# PROBLEM STATEMENT:
Write out all of the lines below, exactly and completely.

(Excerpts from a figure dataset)
•••

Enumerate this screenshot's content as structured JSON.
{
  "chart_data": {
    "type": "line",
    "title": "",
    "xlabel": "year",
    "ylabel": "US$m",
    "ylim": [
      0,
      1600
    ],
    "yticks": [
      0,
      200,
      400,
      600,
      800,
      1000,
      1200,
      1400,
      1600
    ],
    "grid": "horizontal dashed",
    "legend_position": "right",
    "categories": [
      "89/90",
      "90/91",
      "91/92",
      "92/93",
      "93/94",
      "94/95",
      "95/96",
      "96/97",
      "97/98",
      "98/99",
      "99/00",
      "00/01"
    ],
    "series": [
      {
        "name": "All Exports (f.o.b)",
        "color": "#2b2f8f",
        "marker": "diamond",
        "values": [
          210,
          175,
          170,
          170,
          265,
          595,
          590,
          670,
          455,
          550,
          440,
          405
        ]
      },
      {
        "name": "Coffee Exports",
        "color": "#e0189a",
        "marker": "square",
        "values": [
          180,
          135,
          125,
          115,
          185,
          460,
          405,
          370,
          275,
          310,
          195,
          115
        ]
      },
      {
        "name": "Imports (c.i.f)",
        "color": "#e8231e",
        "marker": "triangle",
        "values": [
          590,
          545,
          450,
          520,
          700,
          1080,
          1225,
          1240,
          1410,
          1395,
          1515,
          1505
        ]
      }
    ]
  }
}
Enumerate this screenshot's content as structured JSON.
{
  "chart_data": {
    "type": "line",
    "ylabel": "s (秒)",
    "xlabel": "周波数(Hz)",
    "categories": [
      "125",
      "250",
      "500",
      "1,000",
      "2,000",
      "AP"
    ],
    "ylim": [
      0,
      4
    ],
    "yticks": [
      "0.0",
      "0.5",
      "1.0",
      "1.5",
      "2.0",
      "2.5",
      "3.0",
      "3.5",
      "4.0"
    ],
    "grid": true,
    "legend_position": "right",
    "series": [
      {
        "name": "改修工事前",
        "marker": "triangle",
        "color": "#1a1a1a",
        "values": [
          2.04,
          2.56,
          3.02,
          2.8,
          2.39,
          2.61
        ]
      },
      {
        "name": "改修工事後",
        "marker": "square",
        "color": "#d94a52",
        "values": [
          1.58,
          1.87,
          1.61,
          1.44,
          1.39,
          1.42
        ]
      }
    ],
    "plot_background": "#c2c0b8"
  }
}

•••

# EXERCISE SOLUTION:
Enumerate this screenshot's content as structured JSON.
{
  "chart_data": {
    "type": "line",
    "title": "",
    "xlabel": "year",
    "ylabel": "US$m",
    "ylim": [
      0,
      1600
    ],
    "yticks": [
      0,
      200,
      400,
      600,
      800,
      1000,
      1200,
      1400,
      1600
    ],
    "grid": "horizontal dashed",
    "legend_position": "right",
    "categories": [
      "89/90",
      "90/91",
      "91/92",
      "92/93",
      "93/94",
      "94/95",
      "95/96",
      "96/97",
      "97/98",
      "98/99",
      "99/00",
      "00/01"
    ],
    "series": [
      {
        "name": "All Exports (f.o.b)",
        "color": "#2b2f8f",
        "marker": "diamond",
        "values": [
          210,
          175,
          170,
          170,
          265,
          595,
          590,
          670,
          455,
          550,
          440,
          405
        ]
      },
      {
        "name": "Coffee Exports",
        "color": "#e0189a",
        "marker": "square",
        "values": [
          180,
          135,
          125,
          115,
          185,
          460,
          405,
          370,
          275,
          310,
          195,
          115
        ]
      },
      {
        "name": "Imports (c.i.f)",
        "color": "#e8231e",
        "marker": "triangle",
        "values": [
          590,
          545,
          450,
          520,
          700,
          1080,
          1225,
          1240,
          1410,
          1395,
          1515,
          1505
        ]
      }
    ]
  }
}
Enumerate this screenshot's content as structured JSON.
{
  "chart_data": {
    "type": "line",
    "ylabel": "s (秒)",
    "xlabel": "周波数(Hz)",
    "categories": [
      "125",
      "250",
      "500",
      "1,000",
      "2,000",
      "AP"
    ],
    "ylim": [
      0,
      4
    ],
    "yticks": [
      "0.0",
      "0.5",
      "1.0",
      "1.5",
      "2.0",
      "2.5",
      "3.0",
      "3.5",
      "4.0"
    ],
    "grid": true,
    "legend_position": "right",
    "series": [
      {
        "name": "改修工事前",
        "marker": "triangle",
        "color": "#1a1a1a",
        "values": [
          2.04,
          2.56,
          3.02,
          2.8,
          2.39,
          2.61
        ]
      },
      {
        "name": "改修工事後",
        "marker": "square",
        "color": "#d94a52",
        "values": [
          1.58,
          1.87,
          1.61,
          1.44,
          1.39,
          1.42
        ]
      }
    ],
    "plot_background": "#c2c0b8"
  }
}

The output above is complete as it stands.